◆ INSTRUCTIONS FOR THE TASK ◆
Lines holding the string "same" are the ones to copy; find them all in the data.

Data excerpts:
▽

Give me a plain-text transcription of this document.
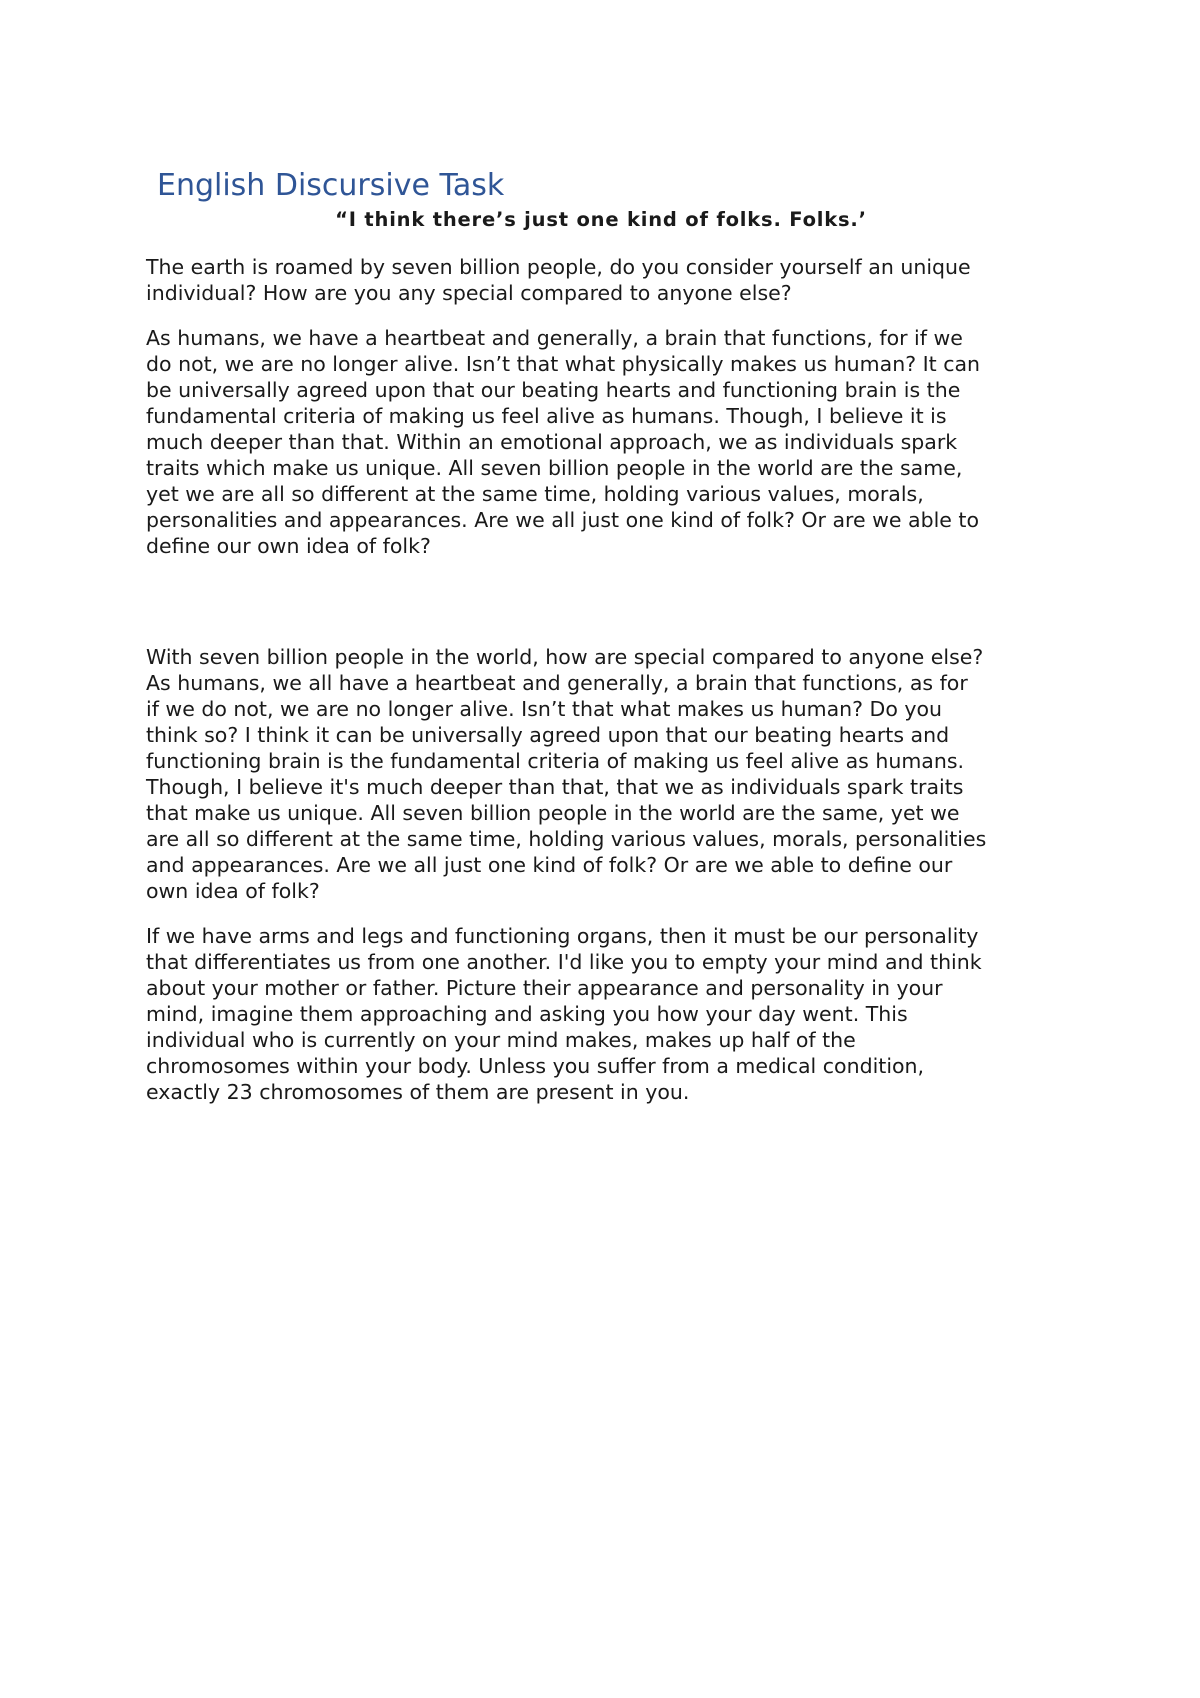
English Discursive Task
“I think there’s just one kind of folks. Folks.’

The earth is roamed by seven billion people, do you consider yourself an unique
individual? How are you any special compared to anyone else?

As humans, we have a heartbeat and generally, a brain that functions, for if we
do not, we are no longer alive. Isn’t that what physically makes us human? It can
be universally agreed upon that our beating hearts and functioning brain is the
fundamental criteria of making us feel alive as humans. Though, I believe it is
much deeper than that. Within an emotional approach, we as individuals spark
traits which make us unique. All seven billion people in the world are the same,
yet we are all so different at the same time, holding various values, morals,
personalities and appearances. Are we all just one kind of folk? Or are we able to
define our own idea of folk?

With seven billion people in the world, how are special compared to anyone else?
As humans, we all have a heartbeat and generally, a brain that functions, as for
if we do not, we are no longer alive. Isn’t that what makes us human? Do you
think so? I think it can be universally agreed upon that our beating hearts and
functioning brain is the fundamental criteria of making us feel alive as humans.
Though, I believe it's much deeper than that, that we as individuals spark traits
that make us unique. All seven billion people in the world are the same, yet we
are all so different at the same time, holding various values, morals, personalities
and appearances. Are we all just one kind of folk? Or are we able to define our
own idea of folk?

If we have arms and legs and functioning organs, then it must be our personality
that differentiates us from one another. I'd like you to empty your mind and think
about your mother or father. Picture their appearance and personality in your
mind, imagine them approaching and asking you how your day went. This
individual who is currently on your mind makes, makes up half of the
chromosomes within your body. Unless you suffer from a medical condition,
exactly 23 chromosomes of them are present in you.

△

◆ REPLY ◆
traits which make us unique. All seven billion people in the world are the same,
yet we are all so different at the same time, holding various values, morals,
that make us unique. All seven billion people in the world are the same, yet we
are all so different at the same time, holding various values, morals, personalities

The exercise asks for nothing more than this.